DATA FOR THIS TASK —
=======

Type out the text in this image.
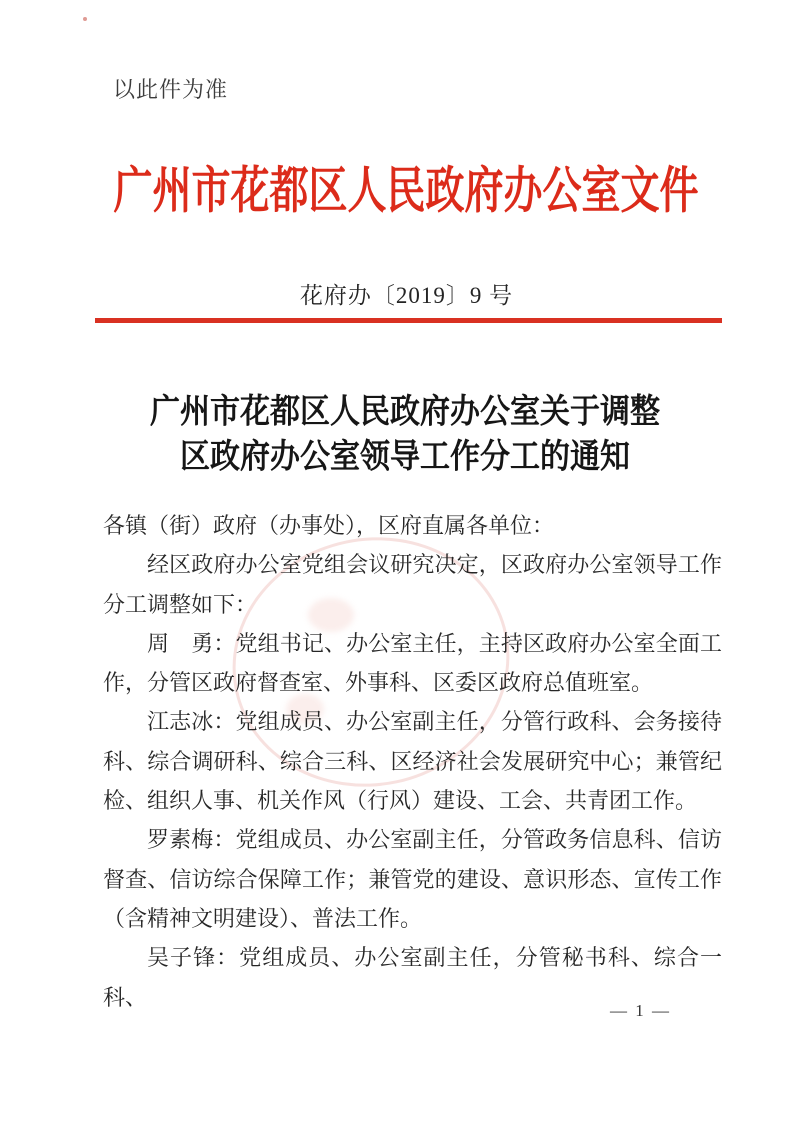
以此件为准
广州市花都区人民政府办公室文件
花府办〔2019〕9 号
广州市花都区人民政府办公室关于调整
区政府办公室领导工作分工的通知

各镇（街）政府（办事处），区府直属各单位：

经区政府办公室党组会议研究决定，区政府办公室领导工作分工调整如下：

周　勇：党组书记、办公室主任，主持区政府办公室全面工作，分管区政府督查室、外事科、区委区政府总值班室。

江志冰：党组成员、办公室副主任，分管行政科、会务接待科、综合调研科、综合三科、区经济社会发展研究中心；兼管纪检、组织人事、机关作风（行风）建设、工会、共青团工作。

罗素梅：党组成员、办公室副主任，分管政务信息科、信访督查、信访综合保障工作；兼管党的建设、意识形态、宣传工作（含精神文明建设）、普法工作。

吴子锋：党组成员、办公室副主任，分管秘书科、综合一科、

— 1 —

=======

PROBLEM TO WORK ON — Without the pictures, repeat all the records word for word.

SOLUTION —
Type out the text in this image.
以此件为准
广州市花都区人民政府办公室文件
花府办〔2019〕9 号
广州市花都区人民政府办公室关于调整
区政府办公室领导工作分工的通知

各镇（街）政府（办事处），区府直属各单位：

经区政府办公室党组会议研究决定，区政府办公室领导工作分工调整如下：

周　勇：党组书记、办公室主任，主持区政府办公室全面工作，分管区政府督查室、外事科、区委区政府总值班室。

江志冰：党组成员、办公室副主任，分管行政科、会务接待科、综合调研科、综合三科、区经济社会发展研究中心；兼管纪检、组织人事、机关作风（行风）建设、工会、共青团工作。

罗素梅：党组成员、办公室副主任，分管政务信息科、信访督查、信访综合保障工作；兼管党的建设、意识形态、宣传工作（含精神文明建设）、普法工作。

吴子锋：党组成员、办公室副主任，分管秘书科、综合一科、

— 1 —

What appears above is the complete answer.